*Exercise goal*:
Reproduce the listing below line for line, without changing any characters, and leave out any pictures.

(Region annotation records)
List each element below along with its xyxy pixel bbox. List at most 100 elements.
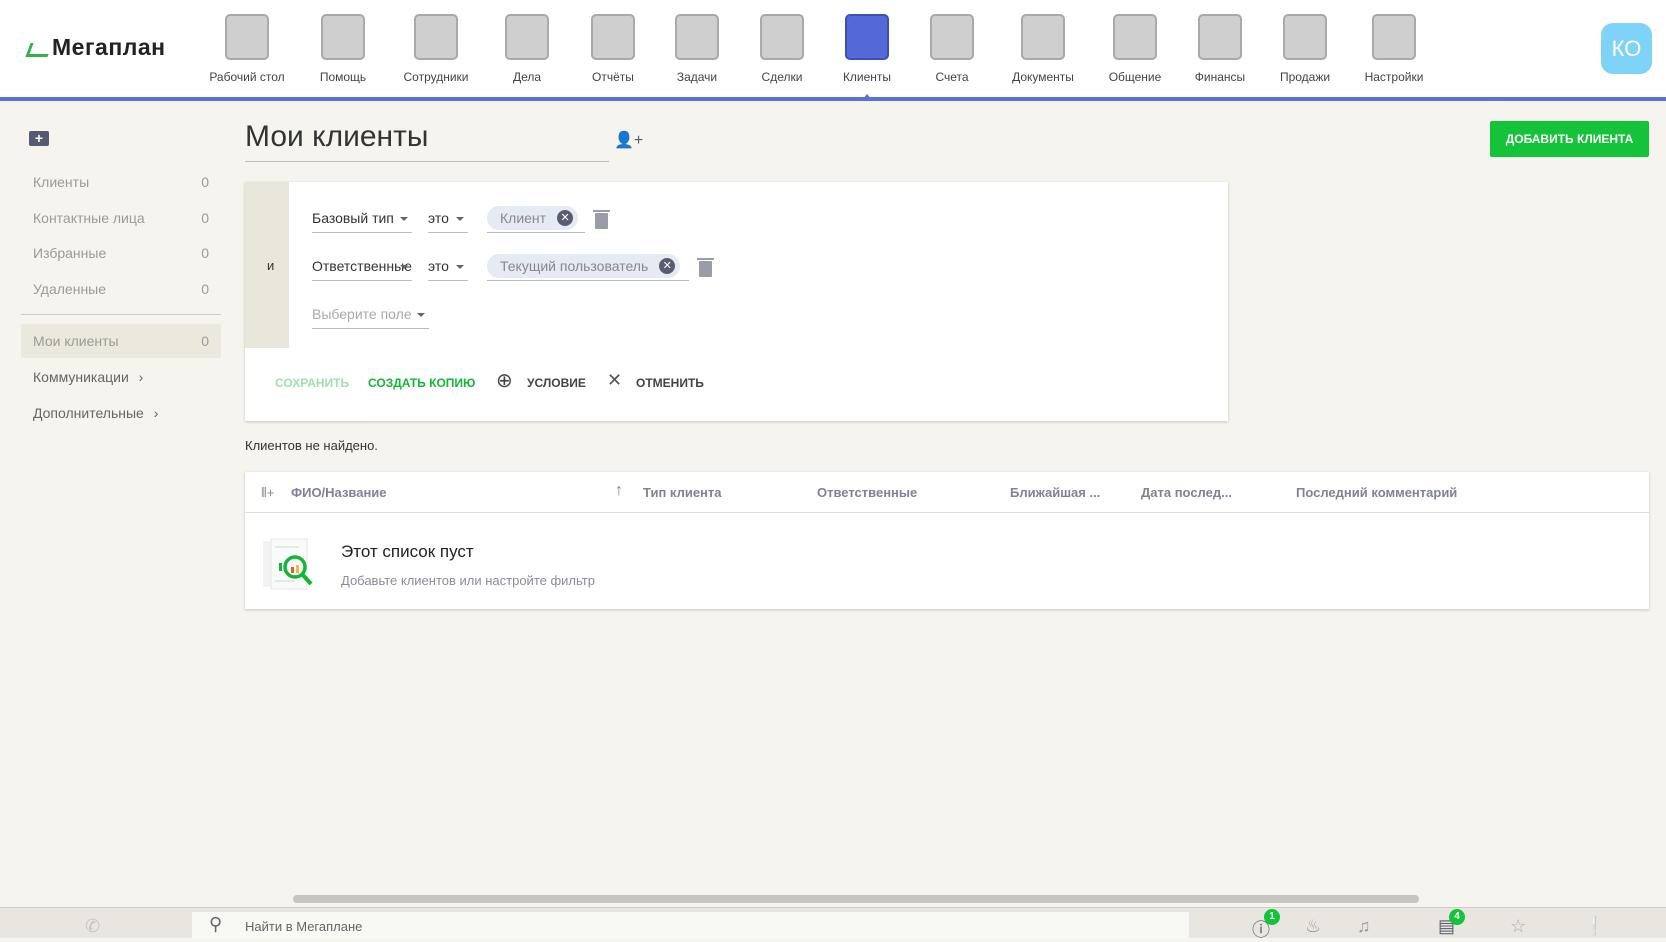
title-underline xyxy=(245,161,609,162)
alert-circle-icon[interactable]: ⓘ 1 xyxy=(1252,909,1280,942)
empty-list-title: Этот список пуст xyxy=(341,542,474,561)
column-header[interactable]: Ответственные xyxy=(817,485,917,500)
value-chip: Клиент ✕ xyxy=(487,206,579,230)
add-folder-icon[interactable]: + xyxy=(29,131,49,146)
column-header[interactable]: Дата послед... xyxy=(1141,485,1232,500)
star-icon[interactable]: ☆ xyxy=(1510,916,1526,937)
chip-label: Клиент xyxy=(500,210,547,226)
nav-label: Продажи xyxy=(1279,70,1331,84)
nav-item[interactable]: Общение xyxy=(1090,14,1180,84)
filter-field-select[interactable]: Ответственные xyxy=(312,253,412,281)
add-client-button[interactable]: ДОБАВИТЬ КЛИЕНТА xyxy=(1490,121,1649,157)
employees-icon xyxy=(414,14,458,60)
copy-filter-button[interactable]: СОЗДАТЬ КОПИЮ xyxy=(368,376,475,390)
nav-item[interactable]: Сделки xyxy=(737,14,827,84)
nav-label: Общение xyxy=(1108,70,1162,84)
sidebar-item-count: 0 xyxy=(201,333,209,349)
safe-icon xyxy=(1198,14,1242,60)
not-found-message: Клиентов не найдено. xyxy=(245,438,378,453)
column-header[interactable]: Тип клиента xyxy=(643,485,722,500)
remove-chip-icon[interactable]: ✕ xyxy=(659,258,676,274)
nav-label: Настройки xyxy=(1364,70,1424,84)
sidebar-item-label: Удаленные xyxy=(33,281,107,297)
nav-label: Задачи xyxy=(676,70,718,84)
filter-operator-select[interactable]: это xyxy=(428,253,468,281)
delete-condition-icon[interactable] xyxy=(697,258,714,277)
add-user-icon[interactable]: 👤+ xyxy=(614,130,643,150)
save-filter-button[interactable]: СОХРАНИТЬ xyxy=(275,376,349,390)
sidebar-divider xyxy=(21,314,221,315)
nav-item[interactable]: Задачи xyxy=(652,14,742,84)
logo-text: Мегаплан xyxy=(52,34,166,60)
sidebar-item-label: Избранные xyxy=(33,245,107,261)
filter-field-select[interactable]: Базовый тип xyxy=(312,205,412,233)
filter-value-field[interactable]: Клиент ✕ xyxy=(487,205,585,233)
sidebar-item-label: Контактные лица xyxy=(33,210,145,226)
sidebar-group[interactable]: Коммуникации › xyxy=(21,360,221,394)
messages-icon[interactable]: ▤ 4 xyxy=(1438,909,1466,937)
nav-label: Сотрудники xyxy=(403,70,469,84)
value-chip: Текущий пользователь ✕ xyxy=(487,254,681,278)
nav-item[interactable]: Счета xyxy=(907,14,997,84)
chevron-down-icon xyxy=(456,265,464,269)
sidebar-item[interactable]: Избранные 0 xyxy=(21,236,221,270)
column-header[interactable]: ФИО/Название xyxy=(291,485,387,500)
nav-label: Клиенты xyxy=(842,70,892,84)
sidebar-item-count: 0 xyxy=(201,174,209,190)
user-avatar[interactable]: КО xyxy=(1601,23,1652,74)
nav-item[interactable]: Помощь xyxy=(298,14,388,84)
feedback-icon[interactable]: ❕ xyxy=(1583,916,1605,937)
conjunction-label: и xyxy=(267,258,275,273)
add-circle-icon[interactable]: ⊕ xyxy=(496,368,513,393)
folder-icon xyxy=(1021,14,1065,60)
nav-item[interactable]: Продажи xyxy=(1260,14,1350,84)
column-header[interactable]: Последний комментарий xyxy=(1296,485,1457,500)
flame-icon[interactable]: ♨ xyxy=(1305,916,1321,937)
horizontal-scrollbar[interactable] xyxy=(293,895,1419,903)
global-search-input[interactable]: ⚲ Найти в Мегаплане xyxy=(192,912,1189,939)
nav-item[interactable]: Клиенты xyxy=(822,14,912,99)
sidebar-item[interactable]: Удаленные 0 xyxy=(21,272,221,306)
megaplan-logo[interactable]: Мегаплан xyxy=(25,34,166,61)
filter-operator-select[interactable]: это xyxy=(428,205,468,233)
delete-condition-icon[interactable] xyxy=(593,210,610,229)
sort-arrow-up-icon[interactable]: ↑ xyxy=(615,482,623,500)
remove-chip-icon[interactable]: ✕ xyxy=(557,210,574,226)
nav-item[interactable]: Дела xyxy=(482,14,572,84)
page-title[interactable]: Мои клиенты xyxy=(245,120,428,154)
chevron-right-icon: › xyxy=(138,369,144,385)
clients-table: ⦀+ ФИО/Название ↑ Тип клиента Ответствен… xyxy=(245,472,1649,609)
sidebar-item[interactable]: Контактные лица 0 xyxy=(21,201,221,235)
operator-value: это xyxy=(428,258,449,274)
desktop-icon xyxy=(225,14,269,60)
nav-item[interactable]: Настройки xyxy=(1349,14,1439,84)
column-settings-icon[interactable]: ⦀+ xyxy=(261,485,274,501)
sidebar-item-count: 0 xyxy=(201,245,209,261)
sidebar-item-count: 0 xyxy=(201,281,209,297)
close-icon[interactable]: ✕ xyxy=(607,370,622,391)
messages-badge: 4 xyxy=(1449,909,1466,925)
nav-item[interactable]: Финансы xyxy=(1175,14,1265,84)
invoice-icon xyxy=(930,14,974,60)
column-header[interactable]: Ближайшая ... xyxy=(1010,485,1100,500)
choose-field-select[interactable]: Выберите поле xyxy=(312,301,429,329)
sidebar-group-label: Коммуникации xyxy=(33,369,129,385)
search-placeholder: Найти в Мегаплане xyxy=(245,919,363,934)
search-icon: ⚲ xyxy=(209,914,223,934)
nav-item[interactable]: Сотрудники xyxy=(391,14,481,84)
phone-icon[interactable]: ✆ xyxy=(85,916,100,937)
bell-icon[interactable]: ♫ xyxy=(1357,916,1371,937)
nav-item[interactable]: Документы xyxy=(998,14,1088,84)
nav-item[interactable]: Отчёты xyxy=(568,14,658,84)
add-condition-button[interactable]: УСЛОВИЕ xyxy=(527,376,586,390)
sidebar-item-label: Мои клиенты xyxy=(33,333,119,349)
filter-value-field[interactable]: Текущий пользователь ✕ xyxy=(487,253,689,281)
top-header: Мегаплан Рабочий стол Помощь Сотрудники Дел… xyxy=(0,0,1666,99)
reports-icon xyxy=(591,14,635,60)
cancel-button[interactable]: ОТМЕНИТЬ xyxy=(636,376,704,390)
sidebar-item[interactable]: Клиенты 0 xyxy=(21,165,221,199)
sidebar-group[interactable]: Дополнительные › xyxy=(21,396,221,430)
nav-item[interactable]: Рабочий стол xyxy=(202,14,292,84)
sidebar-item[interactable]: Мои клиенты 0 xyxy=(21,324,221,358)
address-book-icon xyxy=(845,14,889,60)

*Right answer*:
List each element below along with its xyxy pixel bbox. List at most 100 elements.
title-underline xyxy=(245,161,609,162)
alert-circle-icon[interactable]: ⓘ 1 xyxy=(1252,909,1280,942)
empty-list-title: Этот список пуст xyxy=(341,542,474,561)
column-header[interactable]: Ответственные xyxy=(817,485,917,500)
value-chip: Клиент ✕ xyxy=(487,206,579,230)
add-folder-icon[interactable]: + xyxy=(29,131,49,146)
column-header[interactable]: Дата послед... xyxy=(1141,485,1232,500)
star-icon[interactable]: ☆ xyxy=(1510,916,1526,937)
chip-label: Клиент xyxy=(500,210,547,226)
nav-label: Продажи xyxy=(1279,70,1331,84)
nav-item[interactable]: Общение xyxy=(1090,14,1180,84)
filter-field-select[interactable]: Ответственные xyxy=(312,253,412,281)
add-client-button[interactable]: ДОБАВИТЬ КЛИЕНТА xyxy=(1490,121,1649,157)
employees-icon xyxy=(414,14,458,60)
copy-filter-button[interactable]: СОЗДАТЬ КОПИЮ xyxy=(368,376,475,390)
nav-item[interactable]: Сделки xyxy=(737,14,827,84)
nav-label: Общение xyxy=(1108,70,1162,84)
sidebar-item-count: 0 xyxy=(201,333,209,349)
safe-icon xyxy=(1198,14,1242,60)
not-found-message: Клиентов не найдено. xyxy=(245,438,378,453)
column-header[interactable]: Тип клиента xyxy=(643,485,722,500)
remove-chip-icon[interactable]: ✕ xyxy=(659,258,676,274)
nav-label: Настройки xyxy=(1364,70,1424,84)
sidebar-item-label: Удаленные xyxy=(33,281,107,297)
nav-label: Задачи xyxy=(676,70,718,84)
filter-operator-select[interactable]: это xyxy=(428,253,468,281)
delete-condition-icon[interactable] xyxy=(697,258,714,277)
add-user-icon[interactable]: 👤+ xyxy=(614,130,643,150)
save-filter-button[interactable]: СОХРАНИТЬ xyxy=(275,376,349,390)
sidebar-divider xyxy=(21,314,221,315)
nav-item[interactable]: Задачи xyxy=(652,14,742,84)
logo-text: Мегаплан xyxy=(52,34,166,60)
sidebar-item-label: Избранные xyxy=(33,245,107,261)
filter-field-select[interactable]: Базовый тип xyxy=(312,205,412,233)
filter-value-field[interactable]: Клиент ✕ xyxy=(487,205,585,233)
sidebar-item-label: Контактные лица xyxy=(33,210,145,226)
sidebar-group[interactable]: Коммуникации › xyxy=(21,360,221,394)
messages-icon[interactable]: ▤ 4 xyxy=(1438,909,1466,937)
nav-label: Сотрудники xyxy=(403,70,469,84)
value-chip: Текущий пользователь ✕ xyxy=(487,254,681,278)
nav-item[interactable]: Счета xyxy=(907,14,997,84)
chevron-down-icon xyxy=(456,265,464,269)
sidebar-item[interactable]: Избранные 0 xyxy=(21,236,221,270)
column-header[interactable]: ФИО/Название xyxy=(291,485,387,500)
nav-label: Клиенты xyxy=(842,70,892,84)
sidebar-item-count: 0 xyxy=(201,174,209,190)
user-avatar[interactable]: КО xyxy=(1601,23,1652,74)
nav-item[interactable]: Помощь xyxy=(298,14,388,84)
feedback-icon[interactable]: ❕ xyxy=(1583,916,1605,937)
conjunction-label: и xyxy=(267,258,275,273)
add-circle-icon[interactable]: ⊕ xyxy=(496,368,513,393)
folder-icon xyxy=(1021,14,1065,60)
nav-item[interactable]: Продажи xyxy=(1260,14,1350,84)
column-header[interactable]: Последний комментарий xyxy=(1296,485,1457,500)
flame-icon[interactable]: ♨ xyxy=(1305,916,1321,937)
horizontal-scrollbar[interactable] xyxy=(293,895,1419,903)
global-search-input[interactable]: ⚲ Найти в Мегаплане xyxy=(192,912,1189,939)
nav-item[interactable]: Клиенты xyxy=(822,14,912,99)
sidebar-item[interactable]: Удаленные 0 xyxy=(21,272,221,306)
megaplan-logo[interactable]: Мегаплан xyxy=(25,34,166,61)
filter-operator-select[interactable]: это xyxy=(428,205,468,233)
delete-condition-icon[interactable] xyxy=(593,210,610,229)
sort-arrow-up-icon[interactable]: ↑ xyxy=(615,482,623,500)
remove-chip-icon[interactable]: ✕ xyxy=(557,210,574,226)
nav-item[interactable]: Дела xyxy=(482,14,572,84)
page-title[interactable]: Мои клиенты xyxy=(245,120,428,154)
chevron-right-icon: › xyxy=(138,369,144,385)
clients-table: ⦀+ ФИО/Название ↑ Тип клиента Ответствен… xyxy=(245,472,1649,609)
sidebar-item[interactable]: Контактные лица 0 xyxy=(21,201,221,235)
operator-value: это xyxy=(428,258,449,274)
desktop-icon xyxy=(225,14,269,60)
nav-item[interactable]: Настройки xyxy=(1349,14,1439,84)
column-settings-icon[interactable]: ⦀+ xyxy=(261,485,274,501)
sidebar-item-count: 0 xyxy=(201,245,209,261)
sidebar-item-count: 0 xyxy=(201,281,209,297)
close-icon[interactable]: ✕ xyxy=(607,370,622,391)
messages-badge: 4 xyxy=(1449,909,1466,925)
nav-item[interactable]: Финансы xyxy=(1175,14,1265,84)
invoice-icon xyxy=(930,14,974,60)
column-header[interactable]: Ближайшая ... xyxy=(1010,485,1100,500)
choose-field-select[interactable]: Выберите поле xyxy=(312,301,429,329)
sidebar-group-label: Коммуникации xyxy=(33,369,129,385)
search-placeholder: Найти в Мегаплане xyxy=(245,919,363,934)
search-icon: ⚲ xyxy=(209,914,223,934)
nav-item[interactable]: Сотрудники xyxy=(391,14,481,84)
phone-icon[interactable]: ✆ xyxy=(85,916,100,937)
bell-icon[interactable]: ♫ xyxy=(1357,916,1371,937)
nav-item[interactable]: Документы xyxy=(998,14,1088,84)
nav-item[interactable]: Отчёты xyxy=(568,14,658,84)
add-condition-button[interactable]: УСЛОВИЕ xyxy=(527,376,586,390)
sidebar-item-label: Мои клиенты xyxy=(33,333,119,349)
filter-value-field[interactable]: Текущий пользователь ✕ xyxy=(487,253,689,281)
top-header: Мегаплан Рабочий стол Помощь Сотрудники Дел… xyxy=(0,0,1666,99)
reports-icon xyxy=(591,14,635,60)
cancel-button[interactable]: ОТМЕНИТЬ xyxy=(636,376,704,390)
sidebar-item[interactable]: Клиенты 0 xyxy=(21,165,221,199)
sidebar-group[interactable]: Дополнительные › xyxy=(21,396,221,430)
nav-item[interactable]: Рабочий стол xyxy=(202,14,292,84)
sidebar-item[interactable]: Мои клиенты 0 xyxy=(21,324,221,358)
address-book-icon xyxy=(845,14,889,60)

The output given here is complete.